<<<<

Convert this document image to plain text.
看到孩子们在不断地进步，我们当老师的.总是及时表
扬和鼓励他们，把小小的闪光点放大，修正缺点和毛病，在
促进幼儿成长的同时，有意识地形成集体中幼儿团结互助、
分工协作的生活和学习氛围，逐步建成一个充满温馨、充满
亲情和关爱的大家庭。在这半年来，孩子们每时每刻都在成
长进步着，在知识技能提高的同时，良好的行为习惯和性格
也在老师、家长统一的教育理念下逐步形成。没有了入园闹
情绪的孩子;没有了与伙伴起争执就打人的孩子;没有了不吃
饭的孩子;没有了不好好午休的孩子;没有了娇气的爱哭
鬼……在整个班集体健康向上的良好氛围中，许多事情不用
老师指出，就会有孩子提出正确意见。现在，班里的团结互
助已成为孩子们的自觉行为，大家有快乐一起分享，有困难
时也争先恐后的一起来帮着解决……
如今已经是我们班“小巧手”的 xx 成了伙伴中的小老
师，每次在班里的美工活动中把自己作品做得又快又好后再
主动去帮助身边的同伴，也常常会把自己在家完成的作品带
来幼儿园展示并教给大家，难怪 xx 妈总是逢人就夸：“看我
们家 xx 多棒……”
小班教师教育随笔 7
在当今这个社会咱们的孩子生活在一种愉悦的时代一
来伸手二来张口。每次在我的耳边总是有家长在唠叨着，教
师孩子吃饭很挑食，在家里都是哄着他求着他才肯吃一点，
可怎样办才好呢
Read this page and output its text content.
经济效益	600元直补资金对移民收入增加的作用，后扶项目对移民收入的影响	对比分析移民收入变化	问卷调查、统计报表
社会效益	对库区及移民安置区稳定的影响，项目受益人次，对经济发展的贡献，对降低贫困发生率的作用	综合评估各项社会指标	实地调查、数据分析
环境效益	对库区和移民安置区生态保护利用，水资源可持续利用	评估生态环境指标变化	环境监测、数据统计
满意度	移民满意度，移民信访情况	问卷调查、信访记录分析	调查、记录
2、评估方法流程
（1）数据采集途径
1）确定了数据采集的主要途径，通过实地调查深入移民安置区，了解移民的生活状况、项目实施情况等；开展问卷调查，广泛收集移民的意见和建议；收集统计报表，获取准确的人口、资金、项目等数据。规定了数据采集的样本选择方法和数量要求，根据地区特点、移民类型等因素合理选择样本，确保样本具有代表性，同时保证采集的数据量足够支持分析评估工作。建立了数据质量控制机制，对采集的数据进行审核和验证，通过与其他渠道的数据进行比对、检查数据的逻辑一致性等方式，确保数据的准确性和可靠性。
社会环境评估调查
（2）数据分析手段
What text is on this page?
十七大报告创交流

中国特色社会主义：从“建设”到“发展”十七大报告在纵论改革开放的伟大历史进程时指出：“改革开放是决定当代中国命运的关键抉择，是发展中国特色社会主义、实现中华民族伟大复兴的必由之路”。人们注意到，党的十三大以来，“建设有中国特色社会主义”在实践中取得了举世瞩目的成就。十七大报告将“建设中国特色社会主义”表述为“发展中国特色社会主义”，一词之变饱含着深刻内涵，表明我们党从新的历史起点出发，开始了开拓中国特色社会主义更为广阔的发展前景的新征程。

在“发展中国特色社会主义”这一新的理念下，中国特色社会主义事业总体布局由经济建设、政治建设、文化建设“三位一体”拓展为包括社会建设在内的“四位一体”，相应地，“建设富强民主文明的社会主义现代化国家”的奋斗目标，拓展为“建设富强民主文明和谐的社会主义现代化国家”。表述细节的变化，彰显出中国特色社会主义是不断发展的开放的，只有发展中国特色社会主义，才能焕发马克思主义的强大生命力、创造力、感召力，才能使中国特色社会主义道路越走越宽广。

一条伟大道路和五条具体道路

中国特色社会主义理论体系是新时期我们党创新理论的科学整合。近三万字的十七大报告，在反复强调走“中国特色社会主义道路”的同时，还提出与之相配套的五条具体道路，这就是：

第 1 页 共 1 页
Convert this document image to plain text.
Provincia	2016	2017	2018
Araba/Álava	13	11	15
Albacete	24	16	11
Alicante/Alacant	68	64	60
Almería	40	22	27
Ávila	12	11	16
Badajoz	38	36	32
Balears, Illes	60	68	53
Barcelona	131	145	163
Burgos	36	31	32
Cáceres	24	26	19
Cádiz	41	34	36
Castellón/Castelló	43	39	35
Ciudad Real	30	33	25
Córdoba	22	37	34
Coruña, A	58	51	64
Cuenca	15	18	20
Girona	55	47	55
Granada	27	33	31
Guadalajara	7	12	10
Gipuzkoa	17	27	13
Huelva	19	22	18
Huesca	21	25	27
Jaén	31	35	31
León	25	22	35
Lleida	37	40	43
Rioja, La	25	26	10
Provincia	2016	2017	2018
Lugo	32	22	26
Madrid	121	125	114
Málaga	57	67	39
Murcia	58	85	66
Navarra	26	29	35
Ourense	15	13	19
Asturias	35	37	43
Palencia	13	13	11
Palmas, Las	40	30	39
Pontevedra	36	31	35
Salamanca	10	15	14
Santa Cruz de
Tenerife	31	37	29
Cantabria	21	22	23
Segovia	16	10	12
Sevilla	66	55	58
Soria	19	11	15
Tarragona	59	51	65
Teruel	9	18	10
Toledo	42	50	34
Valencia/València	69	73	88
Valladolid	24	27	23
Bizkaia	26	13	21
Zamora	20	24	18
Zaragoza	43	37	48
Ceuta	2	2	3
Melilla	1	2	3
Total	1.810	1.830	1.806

>>>>

Where a line above includes "this", copy that line.

§ Task solution:
Convert this document image to plain text.
Read this page and output its text content.
What text is on this page?
Convert this document image to plain text.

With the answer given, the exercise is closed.